## Exercise
A single number is the answer here: how many lines of the entries contain "this"?

(Records from a collection of figures)
..........

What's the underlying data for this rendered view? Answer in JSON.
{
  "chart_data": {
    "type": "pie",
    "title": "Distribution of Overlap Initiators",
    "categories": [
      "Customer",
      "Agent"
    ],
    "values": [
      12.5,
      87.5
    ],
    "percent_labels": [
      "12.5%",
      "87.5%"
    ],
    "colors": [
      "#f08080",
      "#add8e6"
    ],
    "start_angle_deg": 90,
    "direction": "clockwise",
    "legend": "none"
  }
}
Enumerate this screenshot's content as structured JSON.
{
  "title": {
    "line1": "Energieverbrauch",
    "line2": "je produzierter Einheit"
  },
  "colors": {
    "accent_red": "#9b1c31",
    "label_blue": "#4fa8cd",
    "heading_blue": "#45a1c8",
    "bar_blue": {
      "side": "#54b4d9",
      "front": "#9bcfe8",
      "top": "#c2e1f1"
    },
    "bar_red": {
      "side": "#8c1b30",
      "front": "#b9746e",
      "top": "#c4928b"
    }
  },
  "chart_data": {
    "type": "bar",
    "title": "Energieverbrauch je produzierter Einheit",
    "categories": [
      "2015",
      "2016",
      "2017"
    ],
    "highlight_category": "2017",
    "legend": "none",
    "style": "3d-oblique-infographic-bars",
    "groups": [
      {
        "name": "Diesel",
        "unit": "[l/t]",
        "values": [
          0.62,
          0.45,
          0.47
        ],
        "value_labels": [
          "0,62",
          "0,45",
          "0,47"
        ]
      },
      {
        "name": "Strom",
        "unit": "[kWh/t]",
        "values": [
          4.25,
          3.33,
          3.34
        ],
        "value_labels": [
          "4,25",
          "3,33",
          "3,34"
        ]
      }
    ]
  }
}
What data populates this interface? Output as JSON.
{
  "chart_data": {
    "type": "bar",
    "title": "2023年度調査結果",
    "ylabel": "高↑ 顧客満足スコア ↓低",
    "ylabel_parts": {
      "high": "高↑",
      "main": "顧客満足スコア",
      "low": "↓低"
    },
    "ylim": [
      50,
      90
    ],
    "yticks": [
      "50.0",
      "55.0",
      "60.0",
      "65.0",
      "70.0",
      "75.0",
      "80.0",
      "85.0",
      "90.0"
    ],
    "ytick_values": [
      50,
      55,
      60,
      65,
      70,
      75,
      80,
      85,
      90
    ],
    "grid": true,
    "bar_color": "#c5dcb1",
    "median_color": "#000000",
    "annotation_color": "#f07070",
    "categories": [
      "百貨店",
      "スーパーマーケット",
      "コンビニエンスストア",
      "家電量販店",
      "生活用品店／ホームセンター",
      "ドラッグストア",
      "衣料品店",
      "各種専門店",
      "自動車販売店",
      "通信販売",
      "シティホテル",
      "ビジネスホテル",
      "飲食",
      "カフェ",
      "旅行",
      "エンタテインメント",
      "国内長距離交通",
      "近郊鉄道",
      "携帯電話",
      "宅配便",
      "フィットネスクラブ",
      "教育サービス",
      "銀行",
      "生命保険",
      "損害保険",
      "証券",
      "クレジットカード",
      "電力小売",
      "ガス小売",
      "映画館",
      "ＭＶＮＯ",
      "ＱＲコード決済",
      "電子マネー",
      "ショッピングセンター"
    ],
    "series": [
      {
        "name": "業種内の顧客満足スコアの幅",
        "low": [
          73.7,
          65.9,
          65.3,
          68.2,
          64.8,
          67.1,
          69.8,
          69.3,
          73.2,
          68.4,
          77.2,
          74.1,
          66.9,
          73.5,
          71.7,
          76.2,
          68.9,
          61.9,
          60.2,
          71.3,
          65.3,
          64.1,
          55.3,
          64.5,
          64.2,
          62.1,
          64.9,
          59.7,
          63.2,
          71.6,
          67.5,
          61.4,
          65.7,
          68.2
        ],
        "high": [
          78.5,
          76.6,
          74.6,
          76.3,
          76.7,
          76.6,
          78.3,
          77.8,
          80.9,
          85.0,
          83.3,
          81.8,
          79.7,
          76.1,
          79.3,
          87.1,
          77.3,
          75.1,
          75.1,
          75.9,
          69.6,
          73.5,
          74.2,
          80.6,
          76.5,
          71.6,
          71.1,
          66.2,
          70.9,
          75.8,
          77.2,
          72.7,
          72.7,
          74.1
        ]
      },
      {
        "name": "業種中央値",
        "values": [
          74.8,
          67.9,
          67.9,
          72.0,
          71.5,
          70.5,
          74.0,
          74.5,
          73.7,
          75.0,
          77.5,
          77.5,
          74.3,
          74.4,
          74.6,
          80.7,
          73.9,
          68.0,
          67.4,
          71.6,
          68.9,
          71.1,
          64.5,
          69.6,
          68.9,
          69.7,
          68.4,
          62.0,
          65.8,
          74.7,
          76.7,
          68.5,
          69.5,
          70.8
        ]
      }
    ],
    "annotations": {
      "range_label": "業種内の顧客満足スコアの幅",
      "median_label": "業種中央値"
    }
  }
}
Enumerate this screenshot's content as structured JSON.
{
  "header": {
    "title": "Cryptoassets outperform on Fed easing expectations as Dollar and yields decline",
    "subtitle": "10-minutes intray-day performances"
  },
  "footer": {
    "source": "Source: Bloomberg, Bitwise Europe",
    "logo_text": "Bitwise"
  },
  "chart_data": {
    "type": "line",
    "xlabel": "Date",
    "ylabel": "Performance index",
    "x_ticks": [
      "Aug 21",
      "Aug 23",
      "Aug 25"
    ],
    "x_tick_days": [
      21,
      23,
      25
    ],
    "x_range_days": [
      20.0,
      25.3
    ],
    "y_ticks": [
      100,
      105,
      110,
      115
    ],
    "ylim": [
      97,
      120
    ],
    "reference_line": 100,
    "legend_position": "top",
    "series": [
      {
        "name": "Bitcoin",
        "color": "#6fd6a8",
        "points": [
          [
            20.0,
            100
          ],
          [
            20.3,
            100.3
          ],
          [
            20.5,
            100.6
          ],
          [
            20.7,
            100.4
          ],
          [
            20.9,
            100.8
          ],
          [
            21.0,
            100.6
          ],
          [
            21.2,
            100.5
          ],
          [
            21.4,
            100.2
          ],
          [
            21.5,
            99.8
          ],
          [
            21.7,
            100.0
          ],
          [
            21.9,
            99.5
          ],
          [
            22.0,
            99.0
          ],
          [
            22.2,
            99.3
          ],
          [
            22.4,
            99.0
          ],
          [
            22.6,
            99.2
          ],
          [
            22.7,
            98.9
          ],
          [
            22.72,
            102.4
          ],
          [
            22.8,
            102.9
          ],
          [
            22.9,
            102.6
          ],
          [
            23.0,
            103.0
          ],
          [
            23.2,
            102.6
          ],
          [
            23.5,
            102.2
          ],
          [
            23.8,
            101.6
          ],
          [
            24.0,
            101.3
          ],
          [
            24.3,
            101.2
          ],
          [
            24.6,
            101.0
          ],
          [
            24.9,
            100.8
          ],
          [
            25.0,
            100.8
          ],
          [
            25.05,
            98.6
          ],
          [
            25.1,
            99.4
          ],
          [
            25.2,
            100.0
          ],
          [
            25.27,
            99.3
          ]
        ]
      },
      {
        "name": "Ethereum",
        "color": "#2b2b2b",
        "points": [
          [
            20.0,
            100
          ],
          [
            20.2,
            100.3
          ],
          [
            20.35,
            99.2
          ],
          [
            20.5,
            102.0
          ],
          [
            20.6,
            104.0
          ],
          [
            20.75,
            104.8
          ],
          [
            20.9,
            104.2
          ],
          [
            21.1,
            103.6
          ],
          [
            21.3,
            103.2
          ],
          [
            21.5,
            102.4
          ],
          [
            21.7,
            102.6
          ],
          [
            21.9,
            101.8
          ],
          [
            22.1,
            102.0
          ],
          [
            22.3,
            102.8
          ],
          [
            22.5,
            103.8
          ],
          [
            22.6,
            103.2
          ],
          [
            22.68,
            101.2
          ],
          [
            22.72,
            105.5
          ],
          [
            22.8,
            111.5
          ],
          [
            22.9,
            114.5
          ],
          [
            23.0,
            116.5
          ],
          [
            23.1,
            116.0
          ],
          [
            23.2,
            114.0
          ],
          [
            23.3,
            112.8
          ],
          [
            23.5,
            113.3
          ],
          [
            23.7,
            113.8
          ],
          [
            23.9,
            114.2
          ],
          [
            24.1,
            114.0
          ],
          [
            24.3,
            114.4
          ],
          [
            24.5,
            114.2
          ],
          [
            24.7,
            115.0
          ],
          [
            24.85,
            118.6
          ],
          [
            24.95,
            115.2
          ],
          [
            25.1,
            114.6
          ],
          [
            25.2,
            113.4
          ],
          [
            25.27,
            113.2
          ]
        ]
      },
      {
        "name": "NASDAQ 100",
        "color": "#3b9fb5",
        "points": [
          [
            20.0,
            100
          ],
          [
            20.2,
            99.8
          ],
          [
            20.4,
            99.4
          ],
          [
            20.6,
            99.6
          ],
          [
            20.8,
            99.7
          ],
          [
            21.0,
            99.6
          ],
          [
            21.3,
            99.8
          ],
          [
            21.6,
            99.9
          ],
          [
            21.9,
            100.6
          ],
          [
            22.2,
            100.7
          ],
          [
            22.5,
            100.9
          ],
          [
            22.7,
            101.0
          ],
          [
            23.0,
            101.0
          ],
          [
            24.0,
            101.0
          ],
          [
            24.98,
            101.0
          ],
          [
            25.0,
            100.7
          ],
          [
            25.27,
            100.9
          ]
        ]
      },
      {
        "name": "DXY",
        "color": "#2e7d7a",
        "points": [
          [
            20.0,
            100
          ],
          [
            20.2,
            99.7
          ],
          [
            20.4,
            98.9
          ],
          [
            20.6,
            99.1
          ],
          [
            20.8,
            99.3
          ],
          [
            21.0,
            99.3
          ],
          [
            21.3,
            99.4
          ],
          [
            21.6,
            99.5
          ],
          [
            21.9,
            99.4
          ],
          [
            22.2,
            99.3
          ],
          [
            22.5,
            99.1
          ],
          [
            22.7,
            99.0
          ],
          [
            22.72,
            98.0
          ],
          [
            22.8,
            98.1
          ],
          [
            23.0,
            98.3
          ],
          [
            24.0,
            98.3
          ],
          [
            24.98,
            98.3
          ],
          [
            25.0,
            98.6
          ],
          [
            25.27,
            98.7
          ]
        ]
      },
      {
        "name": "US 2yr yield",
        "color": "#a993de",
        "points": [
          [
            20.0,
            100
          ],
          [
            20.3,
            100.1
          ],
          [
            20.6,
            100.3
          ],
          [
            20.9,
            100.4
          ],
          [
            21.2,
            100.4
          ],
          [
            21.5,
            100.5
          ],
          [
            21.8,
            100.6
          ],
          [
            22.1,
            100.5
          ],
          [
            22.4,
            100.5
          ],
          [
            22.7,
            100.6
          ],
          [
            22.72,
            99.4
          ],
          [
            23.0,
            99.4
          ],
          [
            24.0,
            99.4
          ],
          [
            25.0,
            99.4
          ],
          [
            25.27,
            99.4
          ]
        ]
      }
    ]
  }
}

..........

## Expected answer
4